__Required work__.
Images are not part of the copy; write out the rest of the data exactly as given.

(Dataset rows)
____________________

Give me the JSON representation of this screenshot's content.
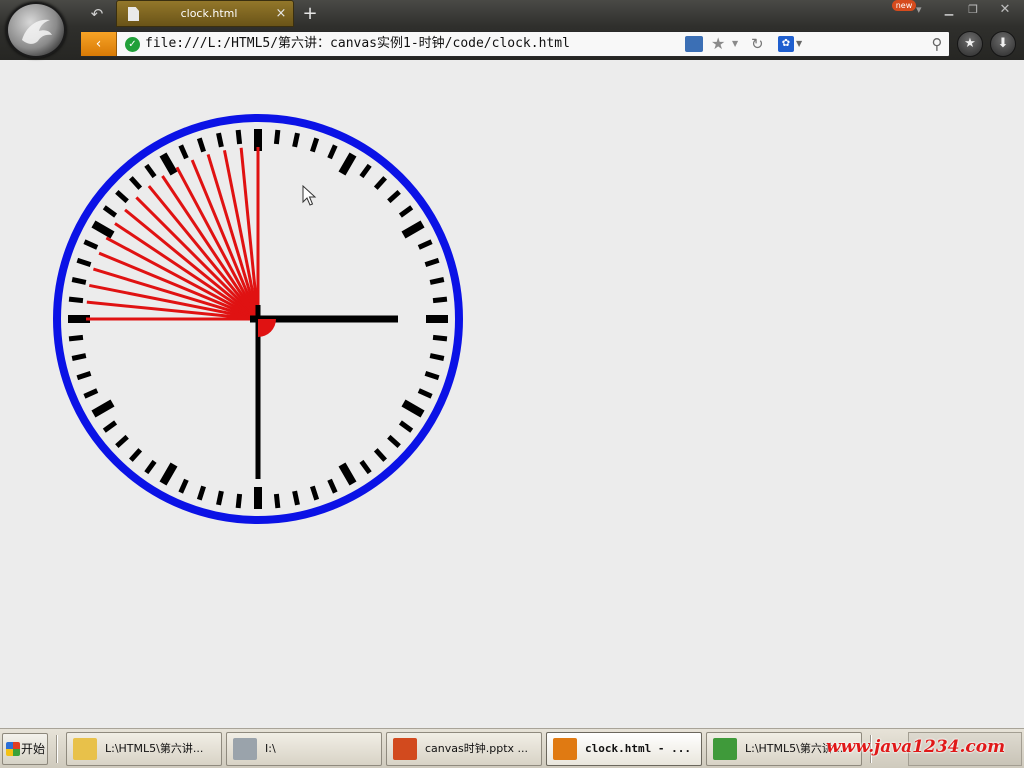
{
  "browser": {
    "tab": {
      "title": "clock.html",
      "close": "×"
    },
    "new_tab": "+",
    "badge": "new",
    "address": "file:///L:/HTML5/第六讲：canvas实例1-时钟/code/clock.html",
    "search_placeholder": ""
  },
  "clock": {
    "ring_color": "#0b12e6",
    "mark_color": "#000000",
    "hand_color": "#000000",
    "sweep_color": "#e01212",
    "hour": 3,
    "minute": 30,
    "sweep_from_minute": 45,
    "sweep_to_minute": 60,
    "sweep_lines": 17
  },
  "taskbar": {
    "start_label": "开始",
    "tasks": [
      {
        "label": "L:\\HTML5\\第六讲...",
        "icon": "folder-icon",
        "icon_color": "#e8c14a"
      },
      {
        "label": "I:\\",
        "icon": "drive-icon",
        "icon_color": "#9aa3ab"
      },
      {
        "label": "canvas时钟.pptx ...",
        "icon": "powerpoint-icon",
        "icon_color": "#d24a1e"
      },
      {
        "label": "clock.html - ...",
        "icon": "browser-icon",
        "icon_color": "#e07a12"
      },
      {
        "label": "L:\\HTML5\\第六讲...",
        "icon": "editor-icon",
        "icon_color": "#3f9a3a"
      }
    ],
    "watermark": "www.java1234.com"
  }
}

____________________

__Solution__.
Give me the JSON representation of this screenshot's content.
{
  "browser": {
    "tab": {
      "title": "clock.html",
      "close": "×"
    },
    "new_tab": "+",
    "badge": "new",
    "address": "file:///L:/HTML5/第六讲：canvas实例1-时钟/code/clock.html",
    "search_placeholder": ""
  },
  "clock": {
    "ring_color": "#0b12e6",
    "mark_color": "#000000",
    "hand_color": "#000000",
    "sweep_color": "#e01212",
    "hour": 3,
    "minute": 30,
    "sweep_from_minute": 45,
    "sweep_to_minute": 60,
    "sweep_lines": 17
  },
  "taskbar": {
    "start_label": "开始",
    "tasks": [
      {
        "label": "L:\\HTML5\\第六讲...",
        "icon": "folder-icon",
        "icon_color": "#e8c14a"
      },
      {
        "label": "I:\\",
        "icon": "drive-icon",
        "icon_color": "#9aa3ab"
      },
      {
        "label": "canvas时钟.pptx ...",
        "icon": "powerpoint-icon",
        "icon_color": "#d24a1e"
      },
      {
        "label": "clock.html - ...",
        "icon": "browser-icon",
        "icon_color": "#e07a12"
      },
      {
        "label": "L:\\HTML5\\第六讲...",
        "icon": "editor-icon",
        "icon_color": "#3f9a3a"
      }
    ],
    "watermark": "www.java1234.com"
  }
}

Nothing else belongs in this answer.